Exercise details => Collect each line containing "calculation".

================

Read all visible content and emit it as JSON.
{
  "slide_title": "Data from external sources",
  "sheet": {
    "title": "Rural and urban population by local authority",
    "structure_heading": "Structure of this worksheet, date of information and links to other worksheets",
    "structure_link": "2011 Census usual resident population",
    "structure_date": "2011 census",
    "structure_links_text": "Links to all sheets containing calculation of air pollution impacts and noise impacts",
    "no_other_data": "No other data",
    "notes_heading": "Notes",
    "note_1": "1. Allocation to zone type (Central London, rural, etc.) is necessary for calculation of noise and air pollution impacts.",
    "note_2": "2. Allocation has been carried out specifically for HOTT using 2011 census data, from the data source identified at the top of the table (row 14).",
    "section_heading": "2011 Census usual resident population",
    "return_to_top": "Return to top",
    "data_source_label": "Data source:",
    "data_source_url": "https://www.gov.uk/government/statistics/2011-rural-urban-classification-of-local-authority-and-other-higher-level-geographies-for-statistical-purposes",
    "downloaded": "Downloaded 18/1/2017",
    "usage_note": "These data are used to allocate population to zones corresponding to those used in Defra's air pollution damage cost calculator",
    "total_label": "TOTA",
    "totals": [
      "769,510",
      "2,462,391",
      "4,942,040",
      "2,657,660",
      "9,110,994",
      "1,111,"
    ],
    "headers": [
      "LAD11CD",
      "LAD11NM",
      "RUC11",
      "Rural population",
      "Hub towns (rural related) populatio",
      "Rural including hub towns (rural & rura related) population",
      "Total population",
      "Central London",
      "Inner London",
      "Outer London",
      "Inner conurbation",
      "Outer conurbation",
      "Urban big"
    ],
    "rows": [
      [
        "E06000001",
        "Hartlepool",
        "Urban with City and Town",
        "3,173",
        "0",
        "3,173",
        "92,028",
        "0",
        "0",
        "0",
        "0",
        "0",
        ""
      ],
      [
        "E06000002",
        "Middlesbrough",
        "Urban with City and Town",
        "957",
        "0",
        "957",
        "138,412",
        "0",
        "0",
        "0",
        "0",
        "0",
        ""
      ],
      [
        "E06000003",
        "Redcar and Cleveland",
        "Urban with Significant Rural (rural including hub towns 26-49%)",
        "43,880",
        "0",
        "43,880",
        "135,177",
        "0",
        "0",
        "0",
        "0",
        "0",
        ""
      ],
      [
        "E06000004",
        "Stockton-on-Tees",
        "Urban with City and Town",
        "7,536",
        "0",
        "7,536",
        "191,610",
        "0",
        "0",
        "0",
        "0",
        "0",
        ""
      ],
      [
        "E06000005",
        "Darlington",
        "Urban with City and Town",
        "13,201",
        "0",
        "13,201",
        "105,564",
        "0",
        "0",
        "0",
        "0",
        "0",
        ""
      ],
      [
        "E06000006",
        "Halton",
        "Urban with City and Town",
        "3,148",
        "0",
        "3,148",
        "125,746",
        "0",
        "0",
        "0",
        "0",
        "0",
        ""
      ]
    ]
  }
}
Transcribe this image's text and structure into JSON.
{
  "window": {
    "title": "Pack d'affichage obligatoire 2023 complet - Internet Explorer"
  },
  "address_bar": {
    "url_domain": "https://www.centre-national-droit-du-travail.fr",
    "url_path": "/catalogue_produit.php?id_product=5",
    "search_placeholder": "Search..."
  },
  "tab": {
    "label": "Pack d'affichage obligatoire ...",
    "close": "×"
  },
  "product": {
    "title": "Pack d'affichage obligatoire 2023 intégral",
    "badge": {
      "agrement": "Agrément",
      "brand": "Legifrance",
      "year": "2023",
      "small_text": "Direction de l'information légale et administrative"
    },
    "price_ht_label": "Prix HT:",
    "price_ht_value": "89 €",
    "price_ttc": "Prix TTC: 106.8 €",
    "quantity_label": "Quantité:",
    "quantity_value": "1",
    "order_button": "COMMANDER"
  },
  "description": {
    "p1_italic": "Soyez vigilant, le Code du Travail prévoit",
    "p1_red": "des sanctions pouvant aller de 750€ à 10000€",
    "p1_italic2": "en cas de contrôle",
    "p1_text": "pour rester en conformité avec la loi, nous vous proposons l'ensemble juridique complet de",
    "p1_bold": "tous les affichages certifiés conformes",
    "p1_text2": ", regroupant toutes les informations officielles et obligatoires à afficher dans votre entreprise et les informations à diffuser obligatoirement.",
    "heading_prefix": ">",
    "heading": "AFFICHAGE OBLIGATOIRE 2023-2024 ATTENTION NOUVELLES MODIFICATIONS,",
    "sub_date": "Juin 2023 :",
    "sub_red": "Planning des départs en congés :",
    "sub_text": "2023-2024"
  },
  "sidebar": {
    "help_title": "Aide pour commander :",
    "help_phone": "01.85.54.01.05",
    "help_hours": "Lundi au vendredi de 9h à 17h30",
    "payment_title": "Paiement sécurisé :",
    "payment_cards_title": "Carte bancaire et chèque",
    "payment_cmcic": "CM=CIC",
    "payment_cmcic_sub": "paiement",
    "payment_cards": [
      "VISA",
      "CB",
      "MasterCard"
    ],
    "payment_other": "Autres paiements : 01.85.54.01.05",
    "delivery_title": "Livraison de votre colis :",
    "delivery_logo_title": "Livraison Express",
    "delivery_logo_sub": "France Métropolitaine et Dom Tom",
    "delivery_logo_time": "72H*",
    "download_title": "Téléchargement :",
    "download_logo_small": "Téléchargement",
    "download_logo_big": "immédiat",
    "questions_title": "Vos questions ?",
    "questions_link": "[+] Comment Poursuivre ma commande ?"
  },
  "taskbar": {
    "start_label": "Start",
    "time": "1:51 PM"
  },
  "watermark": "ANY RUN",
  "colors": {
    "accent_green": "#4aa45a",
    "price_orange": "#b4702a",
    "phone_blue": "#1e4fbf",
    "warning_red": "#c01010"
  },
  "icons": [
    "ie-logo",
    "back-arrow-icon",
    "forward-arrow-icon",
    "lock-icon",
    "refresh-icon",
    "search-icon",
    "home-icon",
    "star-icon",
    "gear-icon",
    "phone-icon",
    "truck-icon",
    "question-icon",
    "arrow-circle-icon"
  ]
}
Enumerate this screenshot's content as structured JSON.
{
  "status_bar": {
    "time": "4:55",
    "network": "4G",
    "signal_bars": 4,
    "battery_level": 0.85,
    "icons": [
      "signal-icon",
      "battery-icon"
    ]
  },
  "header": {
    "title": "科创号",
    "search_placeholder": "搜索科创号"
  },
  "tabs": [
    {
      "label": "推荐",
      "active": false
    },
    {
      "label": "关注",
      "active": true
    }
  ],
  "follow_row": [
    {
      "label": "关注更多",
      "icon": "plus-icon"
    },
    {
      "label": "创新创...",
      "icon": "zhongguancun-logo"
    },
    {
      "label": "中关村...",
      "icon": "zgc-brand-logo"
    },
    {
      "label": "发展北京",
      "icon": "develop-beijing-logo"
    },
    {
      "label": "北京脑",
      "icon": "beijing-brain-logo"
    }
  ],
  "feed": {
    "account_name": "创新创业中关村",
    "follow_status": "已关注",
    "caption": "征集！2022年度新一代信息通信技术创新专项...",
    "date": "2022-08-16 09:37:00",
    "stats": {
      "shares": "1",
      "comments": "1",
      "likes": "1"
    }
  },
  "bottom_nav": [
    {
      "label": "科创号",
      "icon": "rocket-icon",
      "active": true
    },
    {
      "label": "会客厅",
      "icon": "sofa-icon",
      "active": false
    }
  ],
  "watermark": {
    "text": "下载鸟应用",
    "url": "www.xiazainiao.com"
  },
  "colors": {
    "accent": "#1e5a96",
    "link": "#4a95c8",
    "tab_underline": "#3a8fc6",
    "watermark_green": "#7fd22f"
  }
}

================

The answer =>
    "structure_links_text": "Links to all sheets containing calculation of air pollution impacts and noise impacts",
    "note_1": "1. Allocation to zone type (Central London, rural, etc.) is necessary for calculation of noise and air pollution impacts.",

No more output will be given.